** START Stored rows **
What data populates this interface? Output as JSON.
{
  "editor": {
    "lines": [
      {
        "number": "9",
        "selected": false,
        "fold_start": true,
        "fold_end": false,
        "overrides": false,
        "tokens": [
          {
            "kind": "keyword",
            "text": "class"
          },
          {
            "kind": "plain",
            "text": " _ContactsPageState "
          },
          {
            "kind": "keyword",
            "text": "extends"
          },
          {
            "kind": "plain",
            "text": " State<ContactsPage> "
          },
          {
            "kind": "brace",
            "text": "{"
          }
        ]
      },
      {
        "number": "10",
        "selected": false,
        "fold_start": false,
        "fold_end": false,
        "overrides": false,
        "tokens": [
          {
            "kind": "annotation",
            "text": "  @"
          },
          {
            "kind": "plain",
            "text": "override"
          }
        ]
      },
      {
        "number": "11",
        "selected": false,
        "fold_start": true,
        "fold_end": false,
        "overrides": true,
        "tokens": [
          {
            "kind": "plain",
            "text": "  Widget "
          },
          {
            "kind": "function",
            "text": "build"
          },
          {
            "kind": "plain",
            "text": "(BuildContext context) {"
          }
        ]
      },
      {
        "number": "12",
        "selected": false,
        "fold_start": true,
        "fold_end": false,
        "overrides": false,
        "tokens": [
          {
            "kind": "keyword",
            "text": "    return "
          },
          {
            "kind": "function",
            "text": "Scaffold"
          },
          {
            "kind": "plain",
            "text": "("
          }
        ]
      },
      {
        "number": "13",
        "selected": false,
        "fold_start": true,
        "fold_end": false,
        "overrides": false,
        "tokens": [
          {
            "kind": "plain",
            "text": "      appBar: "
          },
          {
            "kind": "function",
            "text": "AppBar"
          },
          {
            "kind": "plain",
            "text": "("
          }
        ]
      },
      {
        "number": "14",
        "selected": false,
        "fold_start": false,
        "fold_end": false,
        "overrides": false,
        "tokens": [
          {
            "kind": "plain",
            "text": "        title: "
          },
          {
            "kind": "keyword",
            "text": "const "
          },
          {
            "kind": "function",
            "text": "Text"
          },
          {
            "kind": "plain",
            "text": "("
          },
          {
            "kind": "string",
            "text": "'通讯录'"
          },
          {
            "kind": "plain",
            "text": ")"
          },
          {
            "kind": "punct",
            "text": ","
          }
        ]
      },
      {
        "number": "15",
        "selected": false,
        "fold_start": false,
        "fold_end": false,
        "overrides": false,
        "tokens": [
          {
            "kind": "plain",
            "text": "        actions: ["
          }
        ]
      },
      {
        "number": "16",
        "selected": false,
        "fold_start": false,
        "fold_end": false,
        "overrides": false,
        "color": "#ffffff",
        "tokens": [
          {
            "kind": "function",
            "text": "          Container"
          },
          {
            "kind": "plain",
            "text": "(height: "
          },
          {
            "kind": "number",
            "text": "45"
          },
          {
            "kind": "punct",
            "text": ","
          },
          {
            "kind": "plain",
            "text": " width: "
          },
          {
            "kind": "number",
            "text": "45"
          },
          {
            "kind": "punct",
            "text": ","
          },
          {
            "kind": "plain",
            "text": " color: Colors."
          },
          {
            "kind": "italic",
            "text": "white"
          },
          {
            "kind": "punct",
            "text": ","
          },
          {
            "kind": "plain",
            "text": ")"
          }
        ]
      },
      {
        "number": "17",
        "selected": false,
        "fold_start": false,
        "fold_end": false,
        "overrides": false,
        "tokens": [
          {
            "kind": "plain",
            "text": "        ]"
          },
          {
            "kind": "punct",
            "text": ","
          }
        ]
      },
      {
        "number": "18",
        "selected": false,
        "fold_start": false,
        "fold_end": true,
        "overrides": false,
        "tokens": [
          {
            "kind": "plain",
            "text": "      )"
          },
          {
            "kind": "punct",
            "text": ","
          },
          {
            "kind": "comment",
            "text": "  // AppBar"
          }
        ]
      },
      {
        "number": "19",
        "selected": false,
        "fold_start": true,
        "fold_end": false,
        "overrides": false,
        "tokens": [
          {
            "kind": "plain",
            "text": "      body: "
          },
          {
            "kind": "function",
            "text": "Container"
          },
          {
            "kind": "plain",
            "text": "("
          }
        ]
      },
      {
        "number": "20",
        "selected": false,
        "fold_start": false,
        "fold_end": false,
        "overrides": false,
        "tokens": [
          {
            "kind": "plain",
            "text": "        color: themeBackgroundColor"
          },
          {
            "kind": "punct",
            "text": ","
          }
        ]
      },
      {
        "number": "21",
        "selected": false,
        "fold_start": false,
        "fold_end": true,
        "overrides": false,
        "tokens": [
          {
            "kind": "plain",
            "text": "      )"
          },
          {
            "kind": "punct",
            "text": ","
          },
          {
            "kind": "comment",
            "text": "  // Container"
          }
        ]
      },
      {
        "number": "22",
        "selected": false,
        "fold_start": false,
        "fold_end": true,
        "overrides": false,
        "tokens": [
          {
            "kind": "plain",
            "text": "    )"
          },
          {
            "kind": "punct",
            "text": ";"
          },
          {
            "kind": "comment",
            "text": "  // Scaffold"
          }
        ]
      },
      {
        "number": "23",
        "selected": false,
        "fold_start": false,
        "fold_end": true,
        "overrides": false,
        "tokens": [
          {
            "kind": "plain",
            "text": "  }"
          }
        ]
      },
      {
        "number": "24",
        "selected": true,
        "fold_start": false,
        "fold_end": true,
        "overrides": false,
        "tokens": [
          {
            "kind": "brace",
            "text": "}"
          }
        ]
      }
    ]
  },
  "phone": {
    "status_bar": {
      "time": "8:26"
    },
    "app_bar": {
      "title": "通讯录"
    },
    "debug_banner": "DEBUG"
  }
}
** END Stored rows **
Task requirements. Can you reproduce all the material exactly?

Response below.
What data populates this interface? Output as JSON.
{
  "editor": {
    "lines": [
      {
        "number": "9",
        "selected": false,
        "fold_start": true,
        "fold_end": false,
        "overrides": false,
        "tokens": [
          {
            "kind": "keyword",
            "text": "class"
          },
          {
            "kind": "plain",
            "text": " _ContactsPageState "
          },
          {
            "kind": "keyword",
            "text": "extends"
          },
          {
            "kind": "plain",
            "text": " State<ContactsPage> "
          },
          {
            "kind": "brace",
            "text": "{"
          }
        ]
      },
      {
        "number": "10",
        "selected": false,
        "fold_start": false,
        "fold_end": false,
        "overrides": false,
        "tokens": [
          {
            "kind": "annotation",
            "text": "  @"
          },
          {
            "kind": "plain",
            "text": "override"
          }
        ]
      },
      {
        "number": "11",
        "selected": false,
        "fold_start": true,
        "fold_end": false,
        "overrides": true,
        "tokens": [
          {
            "kind": "plain",
            "text": "  Widget "
          },
          {
            "kind": "function",
            "text": "build"
          },
          {
            "kind": "plain",
            "text": "(BuildContext context) {"
          }
        ]
      },
      {
        "number": "12",
        "selected": false,
        "fold_start": true,
        "fold_end": false,
        "overrides": false,
        "tokens": [
          {
            "kind": "keyword",
            "text": "    return "
          },
          {
            "kind": "function",
            "text": "Scaffold"
          },
          {
            "kind": "plain",
            "text": "("
          }
        ]
      },
      {
        "number": "13",
        "selected": false,
        "fold_start": true,
        "fold_end": false,
        "overrides": false,
        "tokens": [
          {
            "kind": "plain",
            "text": "      appBar: "
          },
          {
            "kind": "function",
            "text": "AppBar"
          },
          {
            "kind": "plain",
            "text": "("
          }
        ]
      },
      {
        "number": "14",
        "selected": false,
        "fold_start": false,
        "fold_end": false,
        "overrides": false,
        "tokens": [
          {
            "kind": "plain",
            "text": "        title: "
          },
          {
            "kind": "keyword",
            "text": "const "
          },
          {
            "kind": "function",
            "text": "Text"
          },
          {
            "kind": "plain",
            "text": "("
          },
          {
            "kind": "string",
            "text": "'通讯录'"
          },
          {
            "kind": "plain",
            "text": ")"
          },
          {
            "kind": "punct",
            "text": ","
          }
        ]
      },
      {
        "number": "15",
        "selected": false,
        "fold_start": false,
        "fold_end": false,
        "overrides": false,
        "tokens": [
          {
            "kind": "plain",
            "text": "        actions: ["
          }
        ]
      },
      {
        "number": "16",
        "selected": false,
        "fold_start": false,
        "fold_end": false,
        "overrides": false,
        "color": "#ffffff",
        "tokens": [
          {
            "kind": "function",
            "text": "          Container"
          },
          {
            "kind": "plain",
            "text": "(height: "
          },
          {
            "kind": "number",
            "text": "45"
          },
          {
            "kind": "punct",
            "text": ","
          },
          {
            "kind": "plain",
            "text": " width: "
          },
          {
            "kind": "number",
            "text": "45"
          },
          {
            "kind": "punct",
            "text": ","
          },
          {
            "kind": "plain",
            "text": " color: Colors."
          },
          {
            "kind": "italic",
            "text": "white"
          },
          {
            "kind": "punct",
            "text": ","
          },
          {
            "kind": "plain",
            "text": ")"
          }
        ]
      },
      {
        "number": "17",
        "selected": false,
        "fold_start": false,
        "fold_end": false,
        "overrides": false,
        "tokens": [
          {
            "kind": "plain",
            "text": "        ]"
          },
          {
            "kind": "punct",
            "text": ","
          }
        ]
      },
      {
        "number": "18",
        "selected": false,
        "fold_start": false,
        "fold_end": true,
        "overrides": false,
        "tokens": [
          {
            "kind": "plain",
            "text": "      )"
          },
          {
            "kind": "punct",
            "text": ","
          },
          {
            "kind": "comment",
            "text": "  // AppBar"
          }
        ]
      },
      {
        "number": "19",
        "selected": false,
        "fold_start": true,
        "fold_end": false,
        "overrides": false,
        "tokens": [
          {
            "kind": "plain",
            "text": "      body: "
          },
          {
            "kind": "function",
            "text": "Container"
          },
          {
            "kind": "plain",
            "text": "("
          }
        ]
      },
      {
        "number": "20",
        "selected": false,
        "fold_start": false,
        "fold_end": false,
        "overrides": false,
        "tokens": [
          {
            "kind": "plain",
            "text": "        color: themeBackgroundColor"
          },
          {
            "kind": "punct",
            "text": ","
          }
        ]
      },
      {
        "number": "21",
        "selected": false,
        "fold_start": false,
        "fold_end": true,
        "overrides": false,
        "tokens": [
          {
            "kind": "plain",
            "text": "      )"
          },
          {
            "kind": "punct",
            "text": ","
          },
          {
            "kind": "comment",
            "text": "  // Container"
          }
        ]
      },
      {
        "number": "22",
        "selected": false,
        "fold_start": false,
        "fold_end": true,
        "overrides": false,
        "tokens": [
          {
            "kind": "plain",
            "text": "    )"
          },
          {
            "kind": "punct",
            "text": ";"
          },
          {
            "kind": "comment",
            "text": "  // Scaffold"
          }
        ]
      },
      {
        "number": "23",
        "selected": false,
        "fold_start": false,
        "fold_end": true,
        "overrides": false,
        "tokens": [
          {
            "kind": "plain",
            "text": "  }"
          }
        ]
      },
      {
        "number": "24",
        "selected": true,
        "fold_start": false,
        "fold_end": true,
        "overrides": false,
        "tokens": [
          {
            "kind": "brace",
            "text": "}"
          }
        ]
      }
    ]
  },
  "phone": {
    "status_bar": {
      "time": "8:26"
    },
    "app_bar": {
      "title": "通讯录"
    },
    "debug_banner": "DEBUG"
  }
}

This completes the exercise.